** start of Records for the exercise **

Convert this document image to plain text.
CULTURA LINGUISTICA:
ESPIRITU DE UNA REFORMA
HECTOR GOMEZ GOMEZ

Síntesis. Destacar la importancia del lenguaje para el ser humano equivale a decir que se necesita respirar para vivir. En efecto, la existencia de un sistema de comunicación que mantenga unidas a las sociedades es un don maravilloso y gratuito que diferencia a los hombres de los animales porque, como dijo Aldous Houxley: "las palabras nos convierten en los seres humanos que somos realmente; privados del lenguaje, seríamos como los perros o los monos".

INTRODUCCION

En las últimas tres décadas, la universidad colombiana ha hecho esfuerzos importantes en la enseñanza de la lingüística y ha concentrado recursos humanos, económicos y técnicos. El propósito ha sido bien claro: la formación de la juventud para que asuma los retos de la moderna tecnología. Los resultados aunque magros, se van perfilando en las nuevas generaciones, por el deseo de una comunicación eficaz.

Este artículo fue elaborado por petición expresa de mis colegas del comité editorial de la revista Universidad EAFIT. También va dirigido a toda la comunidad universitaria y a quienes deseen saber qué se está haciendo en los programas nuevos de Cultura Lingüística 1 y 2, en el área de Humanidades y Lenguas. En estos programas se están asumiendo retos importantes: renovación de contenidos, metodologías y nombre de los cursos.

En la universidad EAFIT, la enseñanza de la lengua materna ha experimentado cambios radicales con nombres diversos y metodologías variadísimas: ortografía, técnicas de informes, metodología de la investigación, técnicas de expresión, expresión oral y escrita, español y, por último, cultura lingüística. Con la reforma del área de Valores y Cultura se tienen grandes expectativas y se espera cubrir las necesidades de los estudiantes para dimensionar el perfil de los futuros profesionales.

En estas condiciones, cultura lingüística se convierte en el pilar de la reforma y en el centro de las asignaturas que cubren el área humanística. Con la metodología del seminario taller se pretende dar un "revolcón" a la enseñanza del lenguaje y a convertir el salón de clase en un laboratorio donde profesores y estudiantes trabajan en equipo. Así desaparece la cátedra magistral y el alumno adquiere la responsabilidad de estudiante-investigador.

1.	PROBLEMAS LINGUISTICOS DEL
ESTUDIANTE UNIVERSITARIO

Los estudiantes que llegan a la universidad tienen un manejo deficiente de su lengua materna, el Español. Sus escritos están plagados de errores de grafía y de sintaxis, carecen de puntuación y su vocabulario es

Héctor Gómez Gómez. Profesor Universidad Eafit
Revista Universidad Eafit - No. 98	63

** end of Records for the exercise **

Copy every line above in which the string "están" shows up.

Este artículo fue elaborado por petición expresa de mis colegas del comité editorial de la revista Universidad EAFIT. También va dirigido a toda la comunidad universitaria y a quienes deseen saber qué se está haciendo en los programas nuevos de Cultura Lingüística 1 y 2, en el área de Humanidades y Lenguas. En estos programas se están asumiendo retos importantes: renovación de contenidos, metodologías y nombre de los cursos.
Los estudiantes que llegan a la universidad tienen un manejo deficiente de su lengua materna, el Español. Sus escritos están plagados de errores de grafía y de sintaxis, carecen de puntuación y su vocabulario es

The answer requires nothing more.